Assemble all lines in which the string "железнодорожном" appears.

----- RECORDS PROVIDED -----

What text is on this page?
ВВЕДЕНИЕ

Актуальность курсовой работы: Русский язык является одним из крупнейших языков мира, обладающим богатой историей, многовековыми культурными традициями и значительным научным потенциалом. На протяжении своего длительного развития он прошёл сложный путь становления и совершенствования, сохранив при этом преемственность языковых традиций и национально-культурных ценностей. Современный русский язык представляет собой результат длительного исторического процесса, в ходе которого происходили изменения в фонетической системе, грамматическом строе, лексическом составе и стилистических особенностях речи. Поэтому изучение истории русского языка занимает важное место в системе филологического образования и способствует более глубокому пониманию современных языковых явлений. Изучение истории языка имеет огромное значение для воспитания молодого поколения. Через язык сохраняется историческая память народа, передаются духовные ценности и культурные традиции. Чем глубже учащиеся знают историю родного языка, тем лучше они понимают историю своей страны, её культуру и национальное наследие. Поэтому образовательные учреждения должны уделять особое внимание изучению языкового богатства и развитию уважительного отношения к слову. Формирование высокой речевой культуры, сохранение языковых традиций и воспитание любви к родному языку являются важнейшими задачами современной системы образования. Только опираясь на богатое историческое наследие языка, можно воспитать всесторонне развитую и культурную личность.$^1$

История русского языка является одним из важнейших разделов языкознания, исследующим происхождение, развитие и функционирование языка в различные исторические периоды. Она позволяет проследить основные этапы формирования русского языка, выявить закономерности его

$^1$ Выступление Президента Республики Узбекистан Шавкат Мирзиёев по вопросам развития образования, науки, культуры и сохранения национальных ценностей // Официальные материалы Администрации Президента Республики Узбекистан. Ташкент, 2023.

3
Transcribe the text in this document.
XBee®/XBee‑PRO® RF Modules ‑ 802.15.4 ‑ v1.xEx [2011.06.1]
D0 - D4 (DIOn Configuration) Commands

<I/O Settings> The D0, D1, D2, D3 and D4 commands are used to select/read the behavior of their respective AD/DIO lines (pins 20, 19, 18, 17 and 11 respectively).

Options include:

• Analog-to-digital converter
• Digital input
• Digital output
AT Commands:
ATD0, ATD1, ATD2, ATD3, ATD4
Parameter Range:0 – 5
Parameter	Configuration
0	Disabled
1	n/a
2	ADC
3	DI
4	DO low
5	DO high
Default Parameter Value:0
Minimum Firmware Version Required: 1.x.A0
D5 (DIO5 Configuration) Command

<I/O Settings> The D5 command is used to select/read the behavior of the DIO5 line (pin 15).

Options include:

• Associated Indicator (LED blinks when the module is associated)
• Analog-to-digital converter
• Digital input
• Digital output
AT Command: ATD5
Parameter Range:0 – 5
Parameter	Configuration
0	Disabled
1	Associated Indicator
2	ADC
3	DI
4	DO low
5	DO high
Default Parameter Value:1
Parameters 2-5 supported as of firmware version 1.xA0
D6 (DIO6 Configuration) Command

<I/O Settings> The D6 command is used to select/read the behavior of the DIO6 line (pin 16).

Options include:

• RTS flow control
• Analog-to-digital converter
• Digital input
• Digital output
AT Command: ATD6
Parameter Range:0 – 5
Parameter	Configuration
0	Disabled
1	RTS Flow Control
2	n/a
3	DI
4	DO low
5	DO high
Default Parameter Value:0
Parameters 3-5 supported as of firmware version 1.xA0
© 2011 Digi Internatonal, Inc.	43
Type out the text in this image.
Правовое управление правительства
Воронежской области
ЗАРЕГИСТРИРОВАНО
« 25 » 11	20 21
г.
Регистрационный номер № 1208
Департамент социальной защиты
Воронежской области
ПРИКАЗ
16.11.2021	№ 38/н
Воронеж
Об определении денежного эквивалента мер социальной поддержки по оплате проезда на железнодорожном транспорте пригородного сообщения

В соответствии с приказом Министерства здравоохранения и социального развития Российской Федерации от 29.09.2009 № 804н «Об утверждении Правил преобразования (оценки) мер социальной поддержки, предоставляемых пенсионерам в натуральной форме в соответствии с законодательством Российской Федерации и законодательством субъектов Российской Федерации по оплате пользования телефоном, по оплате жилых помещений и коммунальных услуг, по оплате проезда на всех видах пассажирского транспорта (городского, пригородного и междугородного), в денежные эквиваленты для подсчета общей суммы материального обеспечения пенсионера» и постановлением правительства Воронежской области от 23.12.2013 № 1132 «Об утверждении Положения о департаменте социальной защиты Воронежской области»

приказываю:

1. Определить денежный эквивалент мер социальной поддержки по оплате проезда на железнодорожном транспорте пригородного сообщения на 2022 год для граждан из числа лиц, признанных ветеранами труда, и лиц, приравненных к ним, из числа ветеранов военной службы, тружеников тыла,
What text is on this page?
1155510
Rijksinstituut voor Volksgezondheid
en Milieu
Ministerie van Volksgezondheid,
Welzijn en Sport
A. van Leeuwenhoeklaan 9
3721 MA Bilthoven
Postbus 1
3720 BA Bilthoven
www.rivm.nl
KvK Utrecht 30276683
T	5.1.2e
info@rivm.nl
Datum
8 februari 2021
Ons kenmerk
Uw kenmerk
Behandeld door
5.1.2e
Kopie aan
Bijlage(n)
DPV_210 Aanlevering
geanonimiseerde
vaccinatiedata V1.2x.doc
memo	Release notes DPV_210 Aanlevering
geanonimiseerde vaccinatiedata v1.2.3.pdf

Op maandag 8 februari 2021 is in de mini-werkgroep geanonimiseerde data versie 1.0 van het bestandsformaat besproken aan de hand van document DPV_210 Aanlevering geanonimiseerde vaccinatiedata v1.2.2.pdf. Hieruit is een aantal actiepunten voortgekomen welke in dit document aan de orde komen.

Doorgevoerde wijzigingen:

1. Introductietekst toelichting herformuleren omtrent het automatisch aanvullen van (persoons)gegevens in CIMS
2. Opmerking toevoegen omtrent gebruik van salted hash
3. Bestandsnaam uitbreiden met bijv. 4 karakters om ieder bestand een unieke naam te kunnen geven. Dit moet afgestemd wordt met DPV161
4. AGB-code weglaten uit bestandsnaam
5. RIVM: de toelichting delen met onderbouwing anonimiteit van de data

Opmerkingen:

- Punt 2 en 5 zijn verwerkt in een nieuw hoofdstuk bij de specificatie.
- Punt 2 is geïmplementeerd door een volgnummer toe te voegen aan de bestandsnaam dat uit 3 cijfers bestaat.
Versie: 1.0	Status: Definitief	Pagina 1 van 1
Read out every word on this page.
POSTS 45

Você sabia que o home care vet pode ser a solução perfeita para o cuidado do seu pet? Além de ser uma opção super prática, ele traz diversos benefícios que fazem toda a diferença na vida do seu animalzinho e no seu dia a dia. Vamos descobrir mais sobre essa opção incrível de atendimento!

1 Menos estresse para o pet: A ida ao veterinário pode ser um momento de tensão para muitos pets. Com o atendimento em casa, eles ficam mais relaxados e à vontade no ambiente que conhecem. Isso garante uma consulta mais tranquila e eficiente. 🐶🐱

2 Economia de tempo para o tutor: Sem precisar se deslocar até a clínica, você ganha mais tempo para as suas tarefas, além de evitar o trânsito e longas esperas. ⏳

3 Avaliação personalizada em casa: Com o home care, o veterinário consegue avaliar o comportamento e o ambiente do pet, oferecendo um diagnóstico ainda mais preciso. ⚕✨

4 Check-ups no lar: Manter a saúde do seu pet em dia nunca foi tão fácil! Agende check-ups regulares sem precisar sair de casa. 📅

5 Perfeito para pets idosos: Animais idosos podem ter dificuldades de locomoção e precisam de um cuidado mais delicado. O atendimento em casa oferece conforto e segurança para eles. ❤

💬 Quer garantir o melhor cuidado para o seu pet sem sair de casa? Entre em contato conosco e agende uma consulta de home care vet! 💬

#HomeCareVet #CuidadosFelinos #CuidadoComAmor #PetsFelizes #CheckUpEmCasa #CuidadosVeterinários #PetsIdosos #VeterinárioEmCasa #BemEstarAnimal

-----

* [THE RESPONSE]
Об определении денежного эквивалента мер социальной поддержки по оплате проезда на железнодорожном транспорте пригородного сообщения
1. Определить денежный эквивалент мер социальной поддержки по оплате проезда на железнодорожном транспорте пригородного сообщения на 2022 год для граждан из числа лиц, признанных ветеранами труда, и лиц, приравненных к ним, из числа ветеранов военной службы, тружеников тыла,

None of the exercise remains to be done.